[What this task involves]: Repeat the records below exactly, leaving out any pictures.

[Data supplied]:
-=-=-=-=-

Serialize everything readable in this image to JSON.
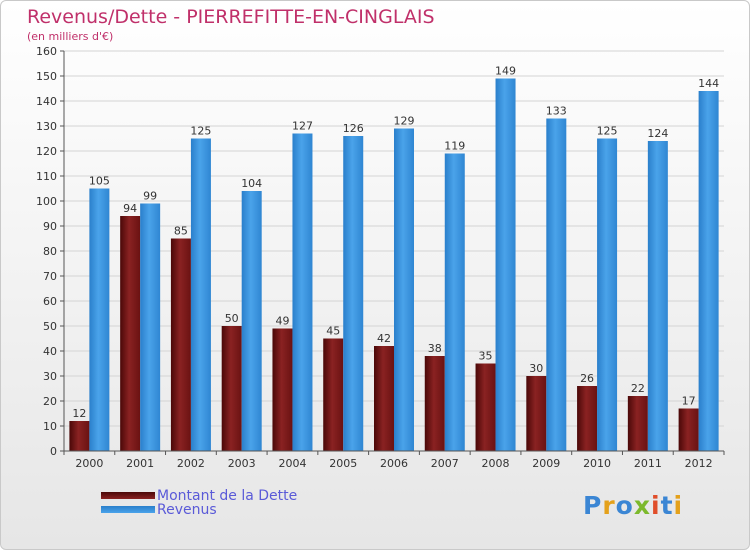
{
  "header": {
    "title": "Revenus/Dette - PIERREFITTE-EN-CINGLAIS",
    "subtitle": "(en milliers d'€)"
  },
  "logo": {
    "text": "Proxiti",
    "colors": [
      "#3b86d4",
      "#e4a11b",
      "#3b86d4",
      "#7cb92c",
      "#e04e2a",
      "#3b86d4",
      "#e4a11b"
    ]
  },
  "chart_data": {
    "type": "bar",
    "categories": [
      "2000",
      "2001",
      "2002",
      "2003",
      "2004",
      "2005",
      "2006",
      "2007",
      "2008",
      "2009",
      "2010",
      "2011",
      "2012"
    ],
    "series": [
      {
        "name": "Montant de la Dette",
        "color": "#7a1616",
        "values": [
          12,
          94,
          85,
          50,
          49,
          45,
          42,
          38,
          35,
          30,
          26,
          22,
          17
        ]
      },
      {
        "name": "Revenus",
        "color": "#3a8fd8",
        "values": [
          105,
          99,
          125,
          104,
          127,
          126,
          129,
          119,
          149,
          133,
          125,
          124,
          144
        ]
      }
    ],
    "ylim": [
      0,
      160
    ],
    "yticks": [
      0,
      10,
      20,
      30,
      40,
      50,
      60,
      70,
      80,
      90,
      100,
      110,
      120,
      130,
      140,
      150,
      160
    ],
    "grid": true,
    "legend_position": "bottom-left"
  }
}
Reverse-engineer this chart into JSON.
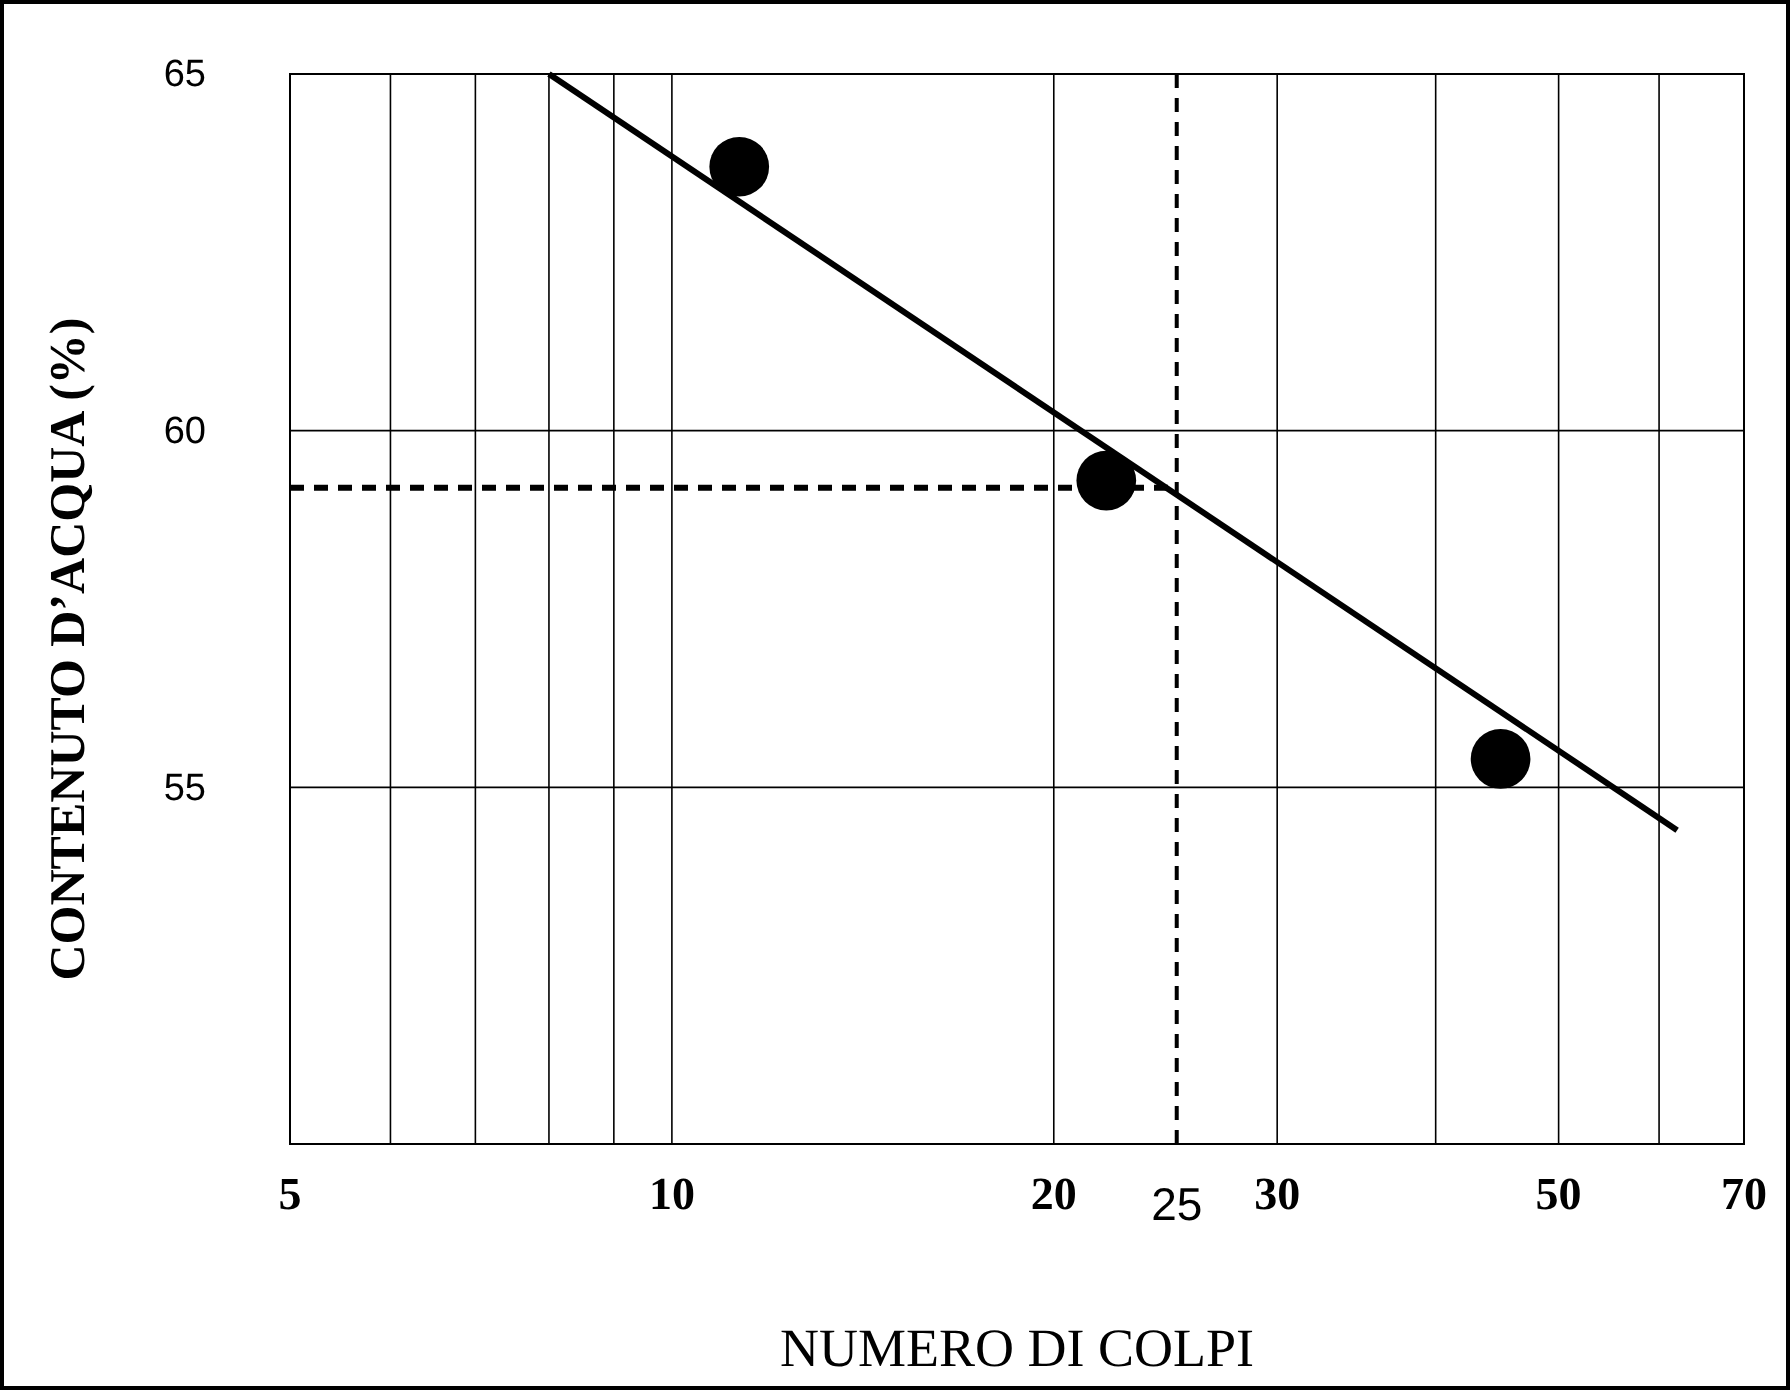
{
  "chart_data": {
    "type": "scatter",
    "xlabel": "NUMERO DI COLPI",
    "ylabel": "CONTENUTO D’ACQUA (%)",
    "log": "x",
    "xlim": [
      5,
      70
    ],
    "ylim": [
      50,
      65
    ],
    "xticks": [
      5,
      {
        "value": 6,
        "label": null
      },
      {
        "value": 7,
        "label": null
      },
      {
        "value": 8,
        "label": null
      },
      {
        "value": 9,
        "label": null
      },
      10,
      20,
      30,
      {
        "value": 40,
        "label": null
      },
      50,
      {
        "value": 60,
        "label": null
      },
      70
    ],
    "yticks": [
      55,
      60,
      65
    ],
    "grid": true,
    "series": [
      {
        "color": "#000000",
        "marker": "circle",
        "x": [
          11.3,
          22,
          45
        ],
        "values": [
          63.7,
          59.3,
          55.4
        ]
      },
      {
        "type": "line",
        "color": "#000000",
        "x": [
          8,
          62
        ],
        "values": [
          65,
          54.4
        ]
      },
      {
        "type": "line",
        "color": "#000000",
        "line_style": "dashed",
        "x": [
          5,
          25
        ],
        "values": [
          59.2,
          59.2
        ]
      }
    ],
    "ref_lines": [
      {
        "axis": "x",
        "value": 25,
        "label": "25",
        "line_style": "dashed"
      }
    ]
  }
}
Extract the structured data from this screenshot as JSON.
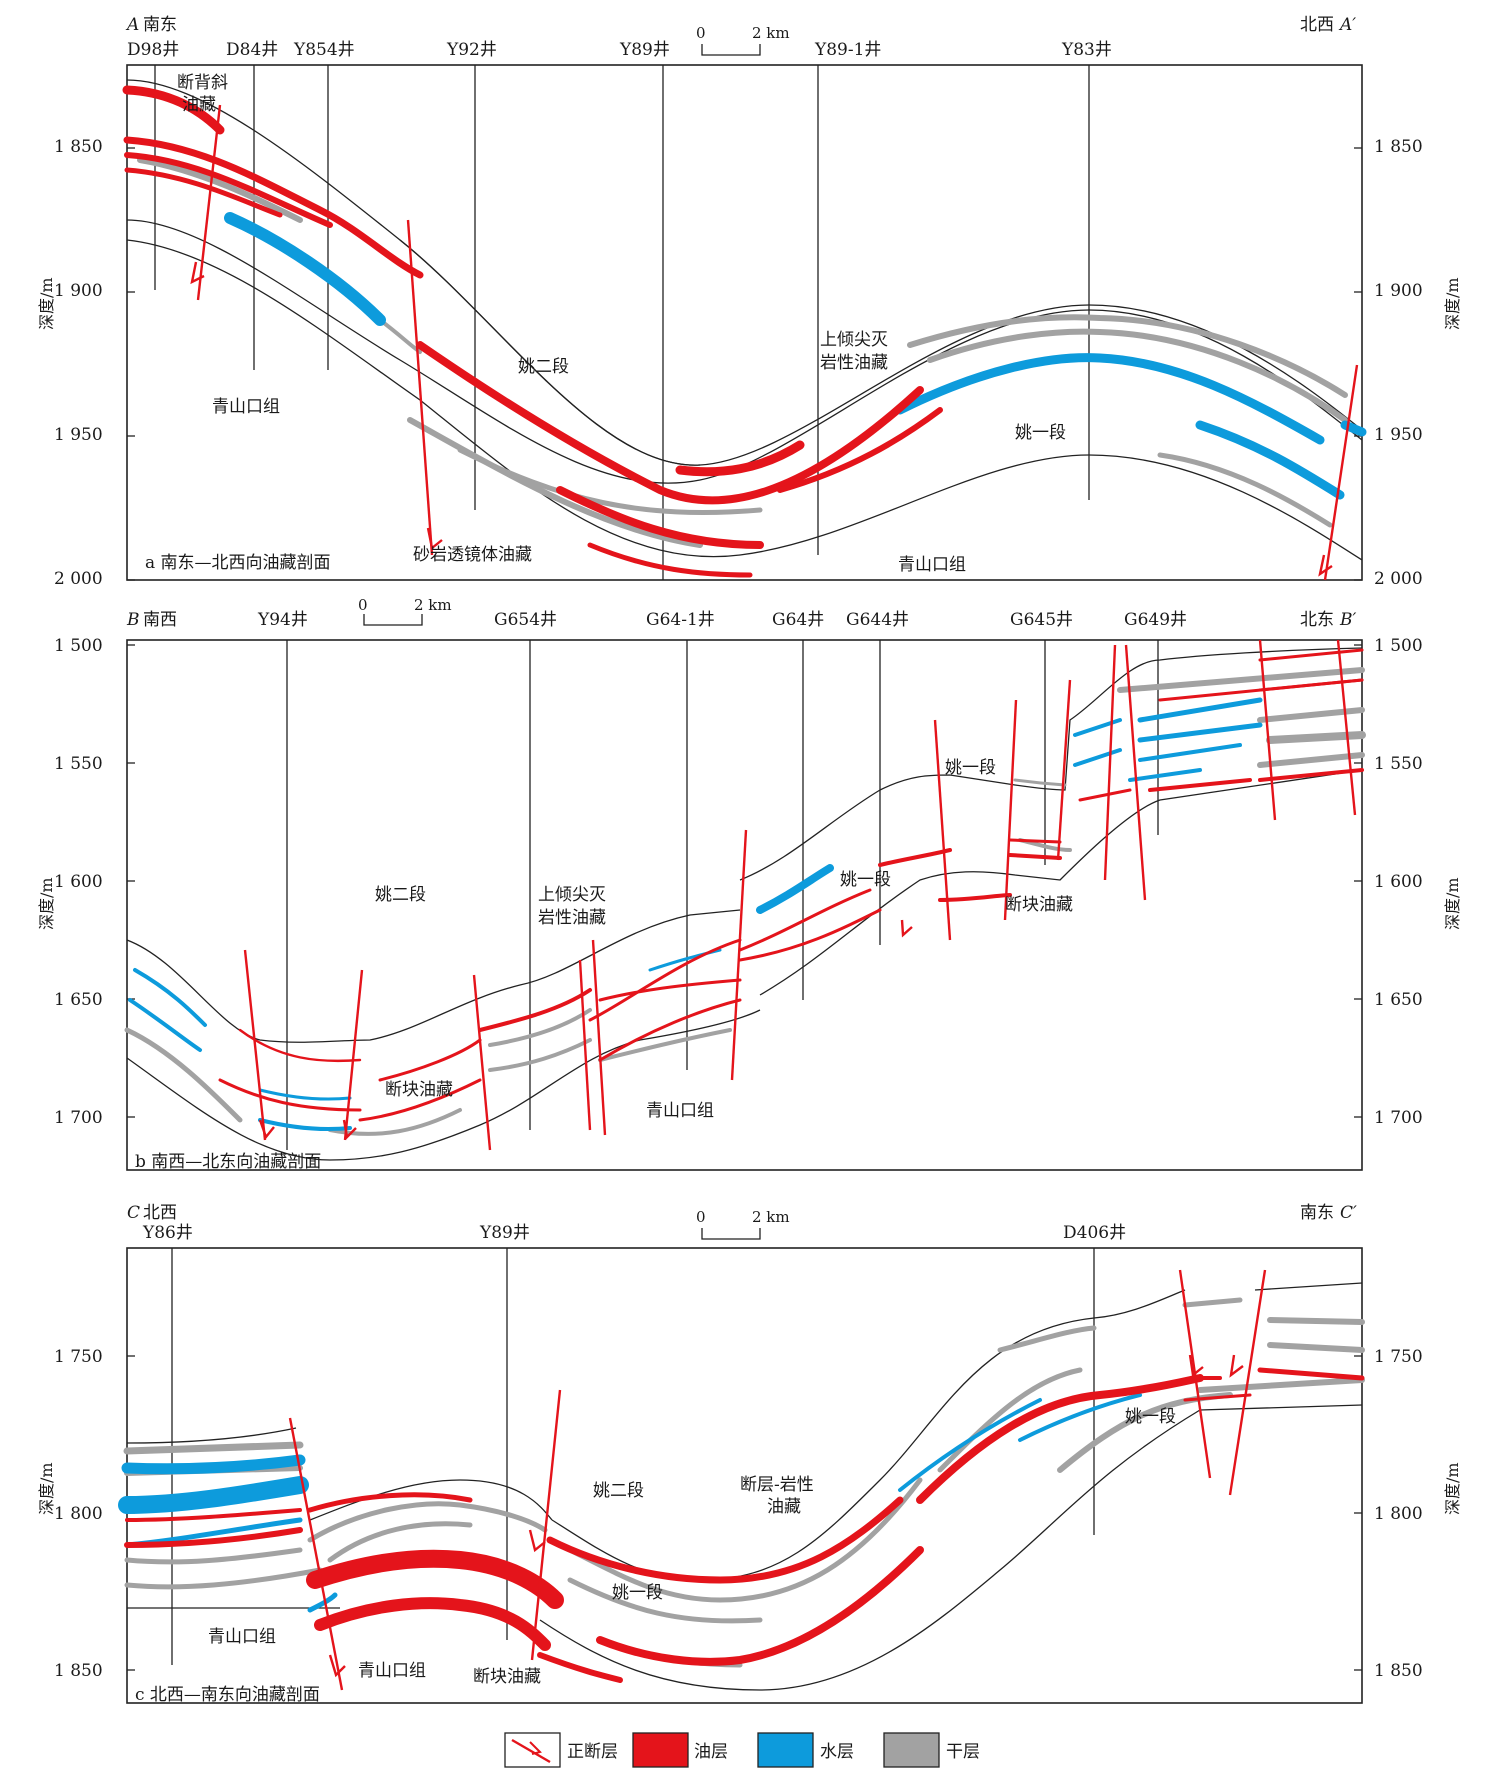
{
  "colors": {
    "oil": "#e4141b",
    "water": "#0d9bdc",
    "dry": "#a2a2a2",
    "fault": "#e4141b",
    "line": "#222222"
  },
  "panels": [
    {
      "id": "a",
      "left_label": {
        "letter": "A",
        "dir": "南东"
      },
      "right_label": {
        "dir": "北西",
        "letter": "A′"
      },
      "caption": "a 南东—北西向油藏剖面",
      "scale": {
        "zero": "0",
        "dist": "2 km"
      },
      "y_ticks": [
        "1 850",
        "1 900",
        "1 950",
        "2 000"
      ],
      "y_axis": "深度/m",
      "wells": [
        "D98井",
        "D84井",
        "Y854井",
        "Y92井",
        "Y89井",
        "Y89-1井",
        "Y83井"
      ],
      "labels": [
        "断背斜",
        "油藏",
        "姚二段",
        "青山口组",
        "上倾尖灭",
        "岩性油藏",
        "姚一段",
        "砂岩透镜体油藏",
        "青山口组"
      ]
    },
    {
      "id": "b",
      "left_label": {
        "letter": "B",
        "dir": "南西"
      },
      "right_label": {
        "dir": "北东",
        "letter": "B′"
      },
      "caption": "b 南西—北东向油藏剖面",
      "scale": {
        "zero": "0",
        "dist": "2 km"
      },
      "y_ticks": [
        "1 500",
        "1 550",
        "1 600",
        "1 650",
        "1 700"
      ],
      "y_axis": "深度/m",
      "wells": [
        "Y94井",
        "G654井",
        "G64-1井",
        "G64井",
        "G644井",
        "G645井",
        "G649井"
      ],
      "labels": [
        "姚二段",
        "上倾尖灭",
        "岩性油藏",
        "姚一段",
        "姚一段",
        "断块油藏",
        "断块油藏",
        "青山口组"
      ]
    },
    {
      "id": "c",
      "left_label": {
        "letter": "C",
        "dir": "北西"
      },
      "right_label": {
        "dir": "南东",
        "letter": "C′"
      },
      "caption": "c 北西—南东向油藏剖面",
      "scale": {
        "zero": "0",
        "dist": "2 km"
      },
      "y_ticks": [
        "1 750",
        "1 800",
        "1 850"
      ],
      "y_axis": "深度/m",
      "wells": [
        "Y86井",
        "Y89井",
        "D406井"
      ],
      "labels": [
        "姚二段",
        "断层-岩性",
        "油藏",
        "姚一段",
        "姚一段",
        "青山口组",
        "青山口组",
        "断块油藏"
      ]
    }
  ],
  "legend": [
    "正断层",
    "油层",
    "水层",
    "干层"
  ]
}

-=-=-=-=-

[Answer below]:
Serialize everything readable in this image to JSON.
{
  "header": {
    "title": "Revenus/Dette - PIERREFITTE-EN-CINGLAIS",
    "subtitle": "(en milliers d'€)"
  },
  "logo": {
    "text": "Proxiti",
    "colors": [
      "#3b86d4",
      "#e4a11b",
      "#3b86d4",
      "#7cb92c",
      "#e04e2a",
      "#3b86d4",
      "#e4a11b"
    ]
  },
  "chart_data": {
    "type": "bar",
    "categories": [
      "2000",
      "2001",
      "2002",
      "2003",
      "2004",
      "2005",
      "2006",
      "2007",
      "2008",
      "2009",
      "2010",
      "2011",
      "2012"
    ],
    "series": [
      {
        "name": "Montant de la Dette",
        "color": "#7a1616",
        "values": [
          12,
          94,
          85,
          50,
          49,
          45,
          42,
          38,
          35,
          30,
          26,
          22,
          17
        ]
      },
      {
        "name": "Revenus",
        "color": "#3a8fd8",
        "values": [
          105,
          99,
          125,
          104,
          127,
          126,
          129,
          119,
          149,
          133,
          125,
          124,
          144
        ]
      }
    ],
    "ylim": [
      0,
      160
    ],
    "yticks": [
      0,
      10,
      20,
      30,
      40,
      50,
      60,
      70,
      80,
      90,
      100,
      110,
      120,
      130,
      140,
      150,
      160
    ],
    "grid": true,
    "legend_position": "bottom-left"
  }
}
Reverse-engineer this chart into JSON.
{
  "chart_data": {
    "type": "scatter",
    "xlabel": "NUMERO DI COLPI",
    "ylabel": "CONTENUTO D’ACQUA (%)",
    "log": "x",
    "xlim": [
      5,
      70
    ],
    "ylim": [
      50,
      65
    ],
    "xticks": [
      5,
      {
        "value": 6,
        "label": null
      },
      {
        "value": 7,
        "label": null
      },
      {
        "value": 8,
        "label": null
      },
      {
        "value": 9,
        "label": null
      },
      10,
      20,
      30,
      {
        "value": 40,
        "label": null
      },
      50,
      {
        "value": 60,
        "label": null
      },
      70
    ],
    "yticks": [
      55,
      60,
      65
    ],
    "grid": true,
    "series": [
      {
        "color": "#000000",
        "marker": "circle",
        "x": [
          11.3,
          22,
          45
        ],
        "values": [
          63.7,
          59.3,
          55.4
        ]
      },
      {
        "type": "line",
        "color": "#000000",
        "x": [
          8,
          62
        ],
        "values": [
          65,
          54.4
        ]
      },
      {
        "type": "line",
        "color": "#000000",
        "line_style": "dashed",
        "x": [
          5,
          25
        ],
        "values": [
          59.2,
          59.2
        ]
      }
    ],
    "ref_lines": [
      {
        "axis": "x",
        "value": 25,
        "label": "25",
        "line_style": "dashed"
      }
    ]
  }
}
Extract the structured data from this screenshot as JSON.
{
  "colors": {
    "oil": "#e4141b",
    "water": "#0d9bdc",
    "dry": "#a2a2a2",
    "fault": "#e4141b",
    "line": "#222222"
  },
  "panels": [
    {
      "id": "a",
      "left_label": {
        "letter": "A",
        "dir": "南东"
      },
      "right_label": {
        "dir": "北西",
        "letter": "A′"
      },
      "caption": "a 南东—北西向油藏剖面",
      "scale": {
        "zero": "0",
        "dist": "2 km"
      },
      "y_ticks": [
        "1 850",
        "1 900",
        "1 950",
        "2 000"
      ],
      "y_axis": "深度/m",
      "wells": [
        "D98井",
        "D84井",
        "Y854井",
        "Y92井",
        "Y89井",
        "Y89-1井",
        "Y83井"
      ],
      "labels": [
        "断背斜",
        "油藏",
        "姚二段",
        "青山口组",
        "上倾尖灭",
        "岩性油藏",
        "姚一段",
        "砂岩透镜体油藏",
        "青山口组"
      ]
    },
    {
      "id": "b",
      "left_label": {
        "letter": "B",
        "dir": "南西"
      },
      "right_label": {
        "dir": "北东",
        "letter": "B′"
      },
      "caption": "b 南西—北东向油藏剖面",
      "scale": {
        "zero": "0",
        "dist": "2 km"
      },
      "y_ticks": [
        "1 500",
        "1 550",
        "1 600",
        "1 650",
        "1 700"
      ],
      "y_axis": "深度/m",
      "wells": [
        "Y94井",
        "G654井",
        "G64-1井",
        "G64井",
        "G644井",
        "G645井",
        "G649井"
      ],
      "labels": [
        "姚二段",
        "上倾尖灭",
        "岩性油藏",
        "姚一段",
        "姚一段",
        "断块油藏",
        "断块油藏",
        "青山口组"
      ]
    },
    {
      "id": "c",
      "left_label": {
        "letter": "C",
        "dir": "北西"
      },
      "right_label": {
        "dir": "南东",
        "letter": "C′"
      },
      "caption": "c 北西—南东向油藏剖面",
      "scale": {
        "zero": "0",
        "dist": "2 km"
      },
      "y_ticks": [
        "1 750",
        "1 800",
        "1 850"
      ],
      "y_axis": "深度/m",
      "wells": [
        "Y86井",
        "Y89井",
        "D406井"
      ],
      "labels": [
        "姚二段",
        "断层-岩性",
        "油藏",
        "姚一段",
        "姚一段",
        "青山口组",
        "青山口组",
        "断块油藏"
      ]
    }
  ],
  "legend": [
    "正断层",
    "油层",
    "水层",
    "干层"
  ]
}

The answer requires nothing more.